Reproduce the material below line for line, keeping every word and figure unchanged, and omit the pictures from your copy.

** Start Available records **

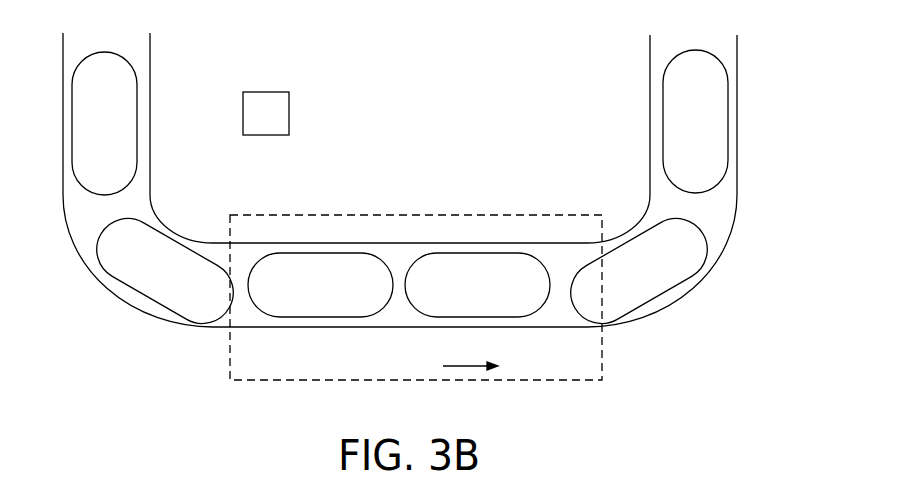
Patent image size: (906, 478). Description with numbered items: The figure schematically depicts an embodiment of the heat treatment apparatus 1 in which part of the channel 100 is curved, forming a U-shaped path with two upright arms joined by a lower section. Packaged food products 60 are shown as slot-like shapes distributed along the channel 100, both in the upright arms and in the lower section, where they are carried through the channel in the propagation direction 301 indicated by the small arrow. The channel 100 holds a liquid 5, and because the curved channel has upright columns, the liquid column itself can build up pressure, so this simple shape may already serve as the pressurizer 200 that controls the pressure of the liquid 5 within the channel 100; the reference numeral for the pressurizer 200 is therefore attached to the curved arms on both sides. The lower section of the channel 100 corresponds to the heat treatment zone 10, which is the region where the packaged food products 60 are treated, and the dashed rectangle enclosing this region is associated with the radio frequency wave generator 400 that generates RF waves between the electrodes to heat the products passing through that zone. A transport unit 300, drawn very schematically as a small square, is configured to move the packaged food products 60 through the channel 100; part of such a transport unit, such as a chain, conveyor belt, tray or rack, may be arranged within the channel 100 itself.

The composite structure 1 is at (408, 240).
The liquid 5 is at (558, 317).
The heat treatment zone 10 is at (400, 255).
The packaged food product 60 is at (662, 122).
The channel 100 is at (308, 343).
The pressurizer 200 is at (100, 307).
The transport unit 300 is at (302, 103).
The direction of orientation 301 is at (463, 367).
The radio frequency (RF) wave generator 400 is at (603, 383).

** End Available records **

(Result for this task):
Patent image size: (906, 478). Description with numbered items: The figure schematically depicts an embodiment of the heat treatment apparatus 1 in which part of the channel 100 is curved, forming a U-shaped path with two upright arms joined by a lower section. Packaged food products 60 are shown as slot-like shapes distributed along the channel 100, both in the upright arms and in the lower section, where they are carried through the channel in the propagation direction 301 indicated by the small arrow. The channel 100 holds a liquid 5, and because the curved channel has upright columns, the liquid column itself can build up pressure, so this simple shape may already serve as the pressurizer 200 that controls the pressure of the liquid 5 within the channel 100; the reference numeral for the pressurizer 200 is therefore attached to the curved arms on both sides. The lower section of the channel 100 corresponds to the heat treatment zone 10, which is the region where the packaged food products 60 are treated, and the dashed rectangle enclosing this region is associated with the radio frequency wave generator 400 that generates RF waves between the electrodes to heat the products passing through that zone. A transport unit 300, drawn very schematically as a small square, is configured to move the packaged food products 60 through the channel 100; part of such a transport unit, such as a chain, conveyor belt, tray or rack, may be arranged within the channel 100 itself.

The composite structure 1 is at (408, 240).
The liquid 5 is at (558, 317).
The heat treatment zone 10 is at (400, 255).
The packaged food product 60 is at (662, 122).
The channel 100 is at (308, 343).
The pressurizer 200 is at (100, 307).
The transport unit 300 is at (302, 103).
The direction of orientation 301 is at (463, 367).
The radio frequency (RF) wave generator 400 is at (603, 383).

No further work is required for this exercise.